=== TASK BRIEF ===
Leaving out all images, write out the records that follow exactly.

[BEGIN EXTRACTED MATERIAL]

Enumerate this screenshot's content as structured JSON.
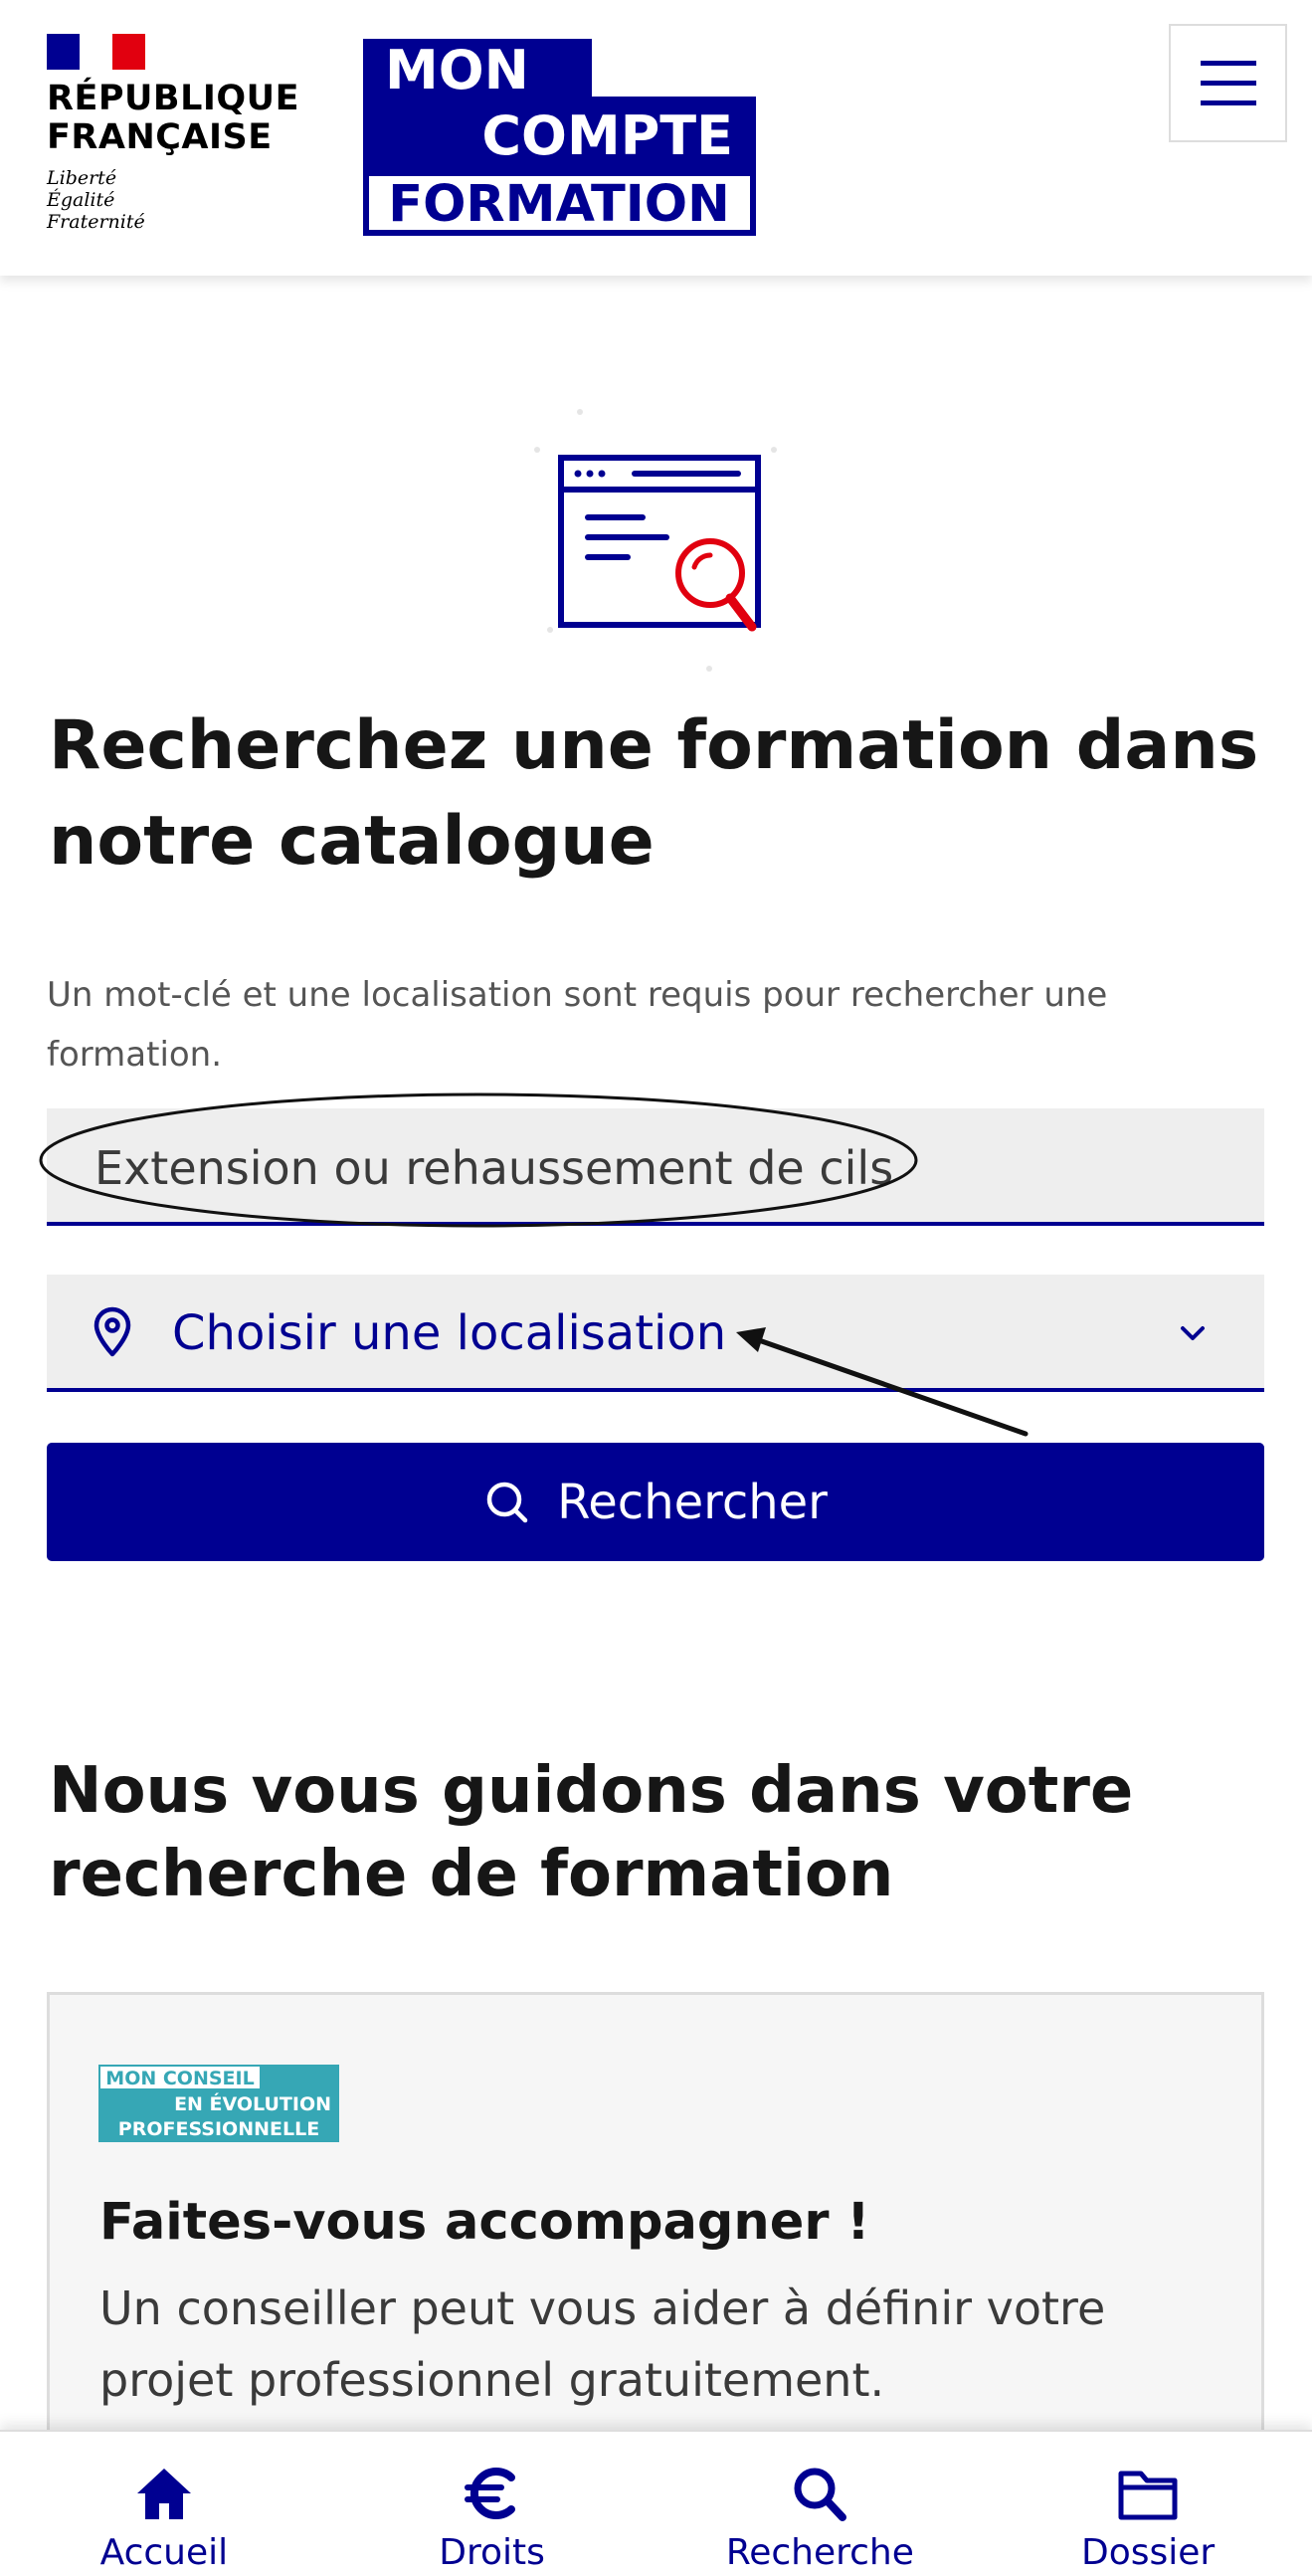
{
  "header": {
    "republic_line1": "RÉPUBLIQUE",
    "republic_line2": "FRANÇAISE",
    "motto_1": "Liberté",
    "motto_2": "Égalité",
    "motto_3": "Fraternité",
    "app_logo_line1": "MON",
    "app_logo_line2": "COMPTE",
    "app_logo_line3": "FORMATION",
    "menu_icon": "hamburger-icon"
  },
  "search": {
    "title": "Recherchez une formation dans notre catalogue",
    "hint": "Un mot-clé et une localisation sont requis pour rechercher une formation.",
    "keyword_value": "Extension ou rehaussement de cils",
    "location_placeholder": "Choisir une localisation",
    "location_icon": "map-pin-icon",
    "dropdown_icon": "chevron-down-icon",
    "button_label": "Rechercher",
    "button_icon": "search-icon"
  },
  "guide": {
    "title": "Nous vous guidons dans votre recherche de formation",
    "card_logo_line1": "MON CONSEIL",
    "card_logo_line2": "EN ÉVOLUTION",
    "card_logo_line3": "PROFESSIONNELLE",
    "card_title": "Faites-vous accompagner !",
    "card_desc": "Un conseiller peut vous aider à définir votre projet professionnel gratuitement."
  },
  "bottom_nav": {
    "items": [
      {
        "label": "Accueil",
        "icon": "home-icon"
      },
      {
        "label": "Droits",
        "icon": "euro-icon"
      },
      {
        "label": "Recherche",
        "icon": "search-icon"
      },
      {
        "label": "Dossier",
        "icon": "folder-icon"
      }
    ]
  },
  "colors": {
    "primary": "#000091",
    "accent_red": "#e1000f",
    "teal": "#36a7b5",
    "field_bg": "#eeeeee"
  }
}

[END EXTRACTED MATERIAL]

=== EXERCISE ANSWER ===
Enumerate this screenshot's content as structured JSON.
{
  "header": {
    "republic_line1": "RÉPUBLIQUE",
    "republic_line2": "FRANÇAISE",
    "motto_1": "Liberté",
    "motto_2": "Égalité",
    "motto_3": "Fraternité",
    "app_logo_line1": "MON",
    "app_logo_line2": "COMPTE",
    "app_logo_line3": "FORMATION",
    "menu_icon": "hamburger-icon"
  },
  "search": {
    "title": "Recherchez une formation dans notre catalogue",
    "hint": "Un mot-clé et une localisation sont requis pour rechercher une formation.",
    "keyword_value": "Extension ou rehaussement de cils",
    "location_placeholder": "Choisir une localisation",
    "location_icon": "map-pin-icon",
    "dropdown_icon": "chevron-down-icon",
    "button_label": "Rechercher",
    "button_icon": "search-icon"
  },
  "guide": {
    "title": "Nous vous guidons dans votre recherche de formation",
    "card_logo_line1": "MON CONSEIL",
    "card_logo_line2": "EN ÉVOLUTION",
    "card_logo_line3": "PROFESSIONNELLE",
    "card_title": "Faites-vous accompagner !",
    "card_desc": "Un conseiller peut vous aider à définir votre projet professionnel gratuitement."
  },
  "bottom_nav": {
    "items": [
      {
        "label": "Accueil",
        "icon": "home-icon"
      },
      {
        "label": "Droits",
        "icon": "euro-icon"
      },
      {
        "label": "Recherche",
        "icon": "search-icon"
      },
      {
        "label": "Dossier",
        "icon": "folder-icon"
      }
    ]
  },
  "colors": {
    "primary": "#000091",
    "accent_red": "#e1000f",
    "teal": "#36a7b5",
    "field_bg": "#eeeeee"
  }
}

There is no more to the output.